==== Supplied data

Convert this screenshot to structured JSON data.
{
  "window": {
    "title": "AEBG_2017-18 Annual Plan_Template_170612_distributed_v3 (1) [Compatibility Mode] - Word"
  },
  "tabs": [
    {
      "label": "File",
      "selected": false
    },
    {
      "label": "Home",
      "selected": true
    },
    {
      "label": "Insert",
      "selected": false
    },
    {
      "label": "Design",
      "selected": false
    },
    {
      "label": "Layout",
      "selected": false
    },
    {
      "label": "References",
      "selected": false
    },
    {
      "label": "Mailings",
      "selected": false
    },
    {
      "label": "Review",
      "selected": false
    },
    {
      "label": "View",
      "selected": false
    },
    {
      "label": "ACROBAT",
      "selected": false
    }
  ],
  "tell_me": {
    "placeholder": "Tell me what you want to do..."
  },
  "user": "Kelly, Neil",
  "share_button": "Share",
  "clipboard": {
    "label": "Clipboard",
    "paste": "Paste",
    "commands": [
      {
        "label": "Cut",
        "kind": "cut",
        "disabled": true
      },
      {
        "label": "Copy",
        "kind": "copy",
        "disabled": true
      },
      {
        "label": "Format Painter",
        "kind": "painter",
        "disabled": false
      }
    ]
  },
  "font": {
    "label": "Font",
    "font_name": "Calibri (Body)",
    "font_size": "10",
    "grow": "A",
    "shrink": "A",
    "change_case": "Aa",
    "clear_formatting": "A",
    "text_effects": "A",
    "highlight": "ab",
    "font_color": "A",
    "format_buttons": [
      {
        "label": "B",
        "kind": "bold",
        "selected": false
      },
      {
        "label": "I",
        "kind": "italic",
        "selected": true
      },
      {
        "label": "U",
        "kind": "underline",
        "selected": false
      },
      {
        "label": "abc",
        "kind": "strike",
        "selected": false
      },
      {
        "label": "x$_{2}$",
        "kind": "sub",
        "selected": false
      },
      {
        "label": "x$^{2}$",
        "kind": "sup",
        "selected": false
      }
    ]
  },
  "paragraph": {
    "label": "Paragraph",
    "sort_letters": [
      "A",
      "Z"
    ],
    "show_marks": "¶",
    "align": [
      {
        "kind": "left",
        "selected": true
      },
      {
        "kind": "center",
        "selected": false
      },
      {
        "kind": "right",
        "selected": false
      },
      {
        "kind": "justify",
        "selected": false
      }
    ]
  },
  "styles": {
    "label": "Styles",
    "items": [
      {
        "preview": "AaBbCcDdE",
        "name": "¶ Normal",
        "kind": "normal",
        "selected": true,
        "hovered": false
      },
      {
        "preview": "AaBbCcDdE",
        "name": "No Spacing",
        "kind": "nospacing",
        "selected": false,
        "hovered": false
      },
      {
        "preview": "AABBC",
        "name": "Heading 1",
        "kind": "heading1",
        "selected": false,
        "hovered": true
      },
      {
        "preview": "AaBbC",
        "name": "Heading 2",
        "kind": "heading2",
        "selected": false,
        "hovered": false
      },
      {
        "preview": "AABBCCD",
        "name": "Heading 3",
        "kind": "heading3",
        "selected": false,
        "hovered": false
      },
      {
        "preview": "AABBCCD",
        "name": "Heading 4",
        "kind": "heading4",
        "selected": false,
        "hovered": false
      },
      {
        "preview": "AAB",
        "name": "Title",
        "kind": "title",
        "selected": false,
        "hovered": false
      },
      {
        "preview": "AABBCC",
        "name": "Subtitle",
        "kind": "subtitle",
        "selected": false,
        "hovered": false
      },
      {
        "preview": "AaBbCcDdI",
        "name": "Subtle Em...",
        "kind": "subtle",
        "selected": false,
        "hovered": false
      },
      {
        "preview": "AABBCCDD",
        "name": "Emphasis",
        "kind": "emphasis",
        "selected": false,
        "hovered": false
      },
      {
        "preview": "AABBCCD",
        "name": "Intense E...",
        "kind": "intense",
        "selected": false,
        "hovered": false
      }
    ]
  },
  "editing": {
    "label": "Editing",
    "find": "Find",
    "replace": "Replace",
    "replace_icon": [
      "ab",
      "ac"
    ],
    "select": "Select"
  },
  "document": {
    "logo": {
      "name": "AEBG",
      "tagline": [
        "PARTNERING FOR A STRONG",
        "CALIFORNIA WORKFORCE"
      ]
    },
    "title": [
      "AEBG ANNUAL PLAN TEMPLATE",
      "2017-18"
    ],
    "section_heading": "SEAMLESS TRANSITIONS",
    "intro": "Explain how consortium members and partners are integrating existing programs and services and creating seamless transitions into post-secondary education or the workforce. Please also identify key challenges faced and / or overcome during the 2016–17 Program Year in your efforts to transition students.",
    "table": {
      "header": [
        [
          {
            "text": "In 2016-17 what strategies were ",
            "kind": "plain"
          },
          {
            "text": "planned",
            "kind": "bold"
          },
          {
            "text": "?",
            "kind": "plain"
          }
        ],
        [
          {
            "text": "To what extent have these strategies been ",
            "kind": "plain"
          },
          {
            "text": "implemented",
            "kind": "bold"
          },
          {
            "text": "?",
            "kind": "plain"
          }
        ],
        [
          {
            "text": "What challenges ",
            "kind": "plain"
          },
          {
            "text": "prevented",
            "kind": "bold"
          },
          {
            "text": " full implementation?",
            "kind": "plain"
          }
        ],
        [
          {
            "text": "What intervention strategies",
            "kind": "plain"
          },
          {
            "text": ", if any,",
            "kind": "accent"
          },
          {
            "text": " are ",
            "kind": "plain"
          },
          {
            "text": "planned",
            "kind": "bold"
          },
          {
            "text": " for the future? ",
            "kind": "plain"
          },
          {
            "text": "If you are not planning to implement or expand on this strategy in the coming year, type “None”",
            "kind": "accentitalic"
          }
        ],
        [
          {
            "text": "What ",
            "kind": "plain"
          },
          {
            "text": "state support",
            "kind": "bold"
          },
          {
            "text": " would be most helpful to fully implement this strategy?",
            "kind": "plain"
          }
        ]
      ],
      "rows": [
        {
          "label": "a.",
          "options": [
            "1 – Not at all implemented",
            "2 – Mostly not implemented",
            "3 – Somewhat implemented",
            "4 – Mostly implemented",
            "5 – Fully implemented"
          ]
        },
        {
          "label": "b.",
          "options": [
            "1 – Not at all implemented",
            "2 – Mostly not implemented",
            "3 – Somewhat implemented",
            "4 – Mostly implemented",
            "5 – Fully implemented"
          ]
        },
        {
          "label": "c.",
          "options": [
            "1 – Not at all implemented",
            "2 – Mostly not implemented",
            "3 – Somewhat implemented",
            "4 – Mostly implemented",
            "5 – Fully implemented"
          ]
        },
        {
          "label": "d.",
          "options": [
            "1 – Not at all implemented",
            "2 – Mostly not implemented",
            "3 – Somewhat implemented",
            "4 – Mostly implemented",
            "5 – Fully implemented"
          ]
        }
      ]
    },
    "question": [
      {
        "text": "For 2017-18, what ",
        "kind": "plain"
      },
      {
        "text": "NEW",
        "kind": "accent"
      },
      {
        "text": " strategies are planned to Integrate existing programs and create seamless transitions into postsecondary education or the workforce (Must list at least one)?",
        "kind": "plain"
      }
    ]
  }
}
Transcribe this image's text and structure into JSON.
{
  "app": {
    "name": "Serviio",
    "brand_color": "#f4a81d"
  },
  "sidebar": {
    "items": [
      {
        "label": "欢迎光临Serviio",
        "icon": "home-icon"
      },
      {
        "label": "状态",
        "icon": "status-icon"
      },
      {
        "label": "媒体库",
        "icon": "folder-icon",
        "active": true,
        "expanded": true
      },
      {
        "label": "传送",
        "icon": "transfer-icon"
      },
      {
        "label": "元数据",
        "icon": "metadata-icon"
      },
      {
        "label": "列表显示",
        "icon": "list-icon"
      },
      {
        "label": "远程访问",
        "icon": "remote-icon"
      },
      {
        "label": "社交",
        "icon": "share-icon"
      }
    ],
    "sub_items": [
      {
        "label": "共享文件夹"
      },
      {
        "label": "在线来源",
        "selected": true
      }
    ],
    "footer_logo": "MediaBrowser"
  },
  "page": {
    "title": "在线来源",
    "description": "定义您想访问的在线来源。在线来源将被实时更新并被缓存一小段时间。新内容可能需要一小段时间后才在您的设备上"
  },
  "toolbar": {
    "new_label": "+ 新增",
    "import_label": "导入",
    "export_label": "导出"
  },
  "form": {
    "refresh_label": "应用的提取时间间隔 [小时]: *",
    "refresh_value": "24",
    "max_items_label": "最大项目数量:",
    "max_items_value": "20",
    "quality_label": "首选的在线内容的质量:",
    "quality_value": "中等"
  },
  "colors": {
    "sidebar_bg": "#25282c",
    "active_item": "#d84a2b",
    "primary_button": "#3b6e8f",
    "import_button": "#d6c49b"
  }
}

========

▶ What this task involves
Extract all lines from the material above that include the word "list".

▶ Complete response
        "text": " strategies are planned to Integrate existing programs and create seamless transitions into postsecondary education or the workforce (Must list at least one)?",
        "icon": "list-icon"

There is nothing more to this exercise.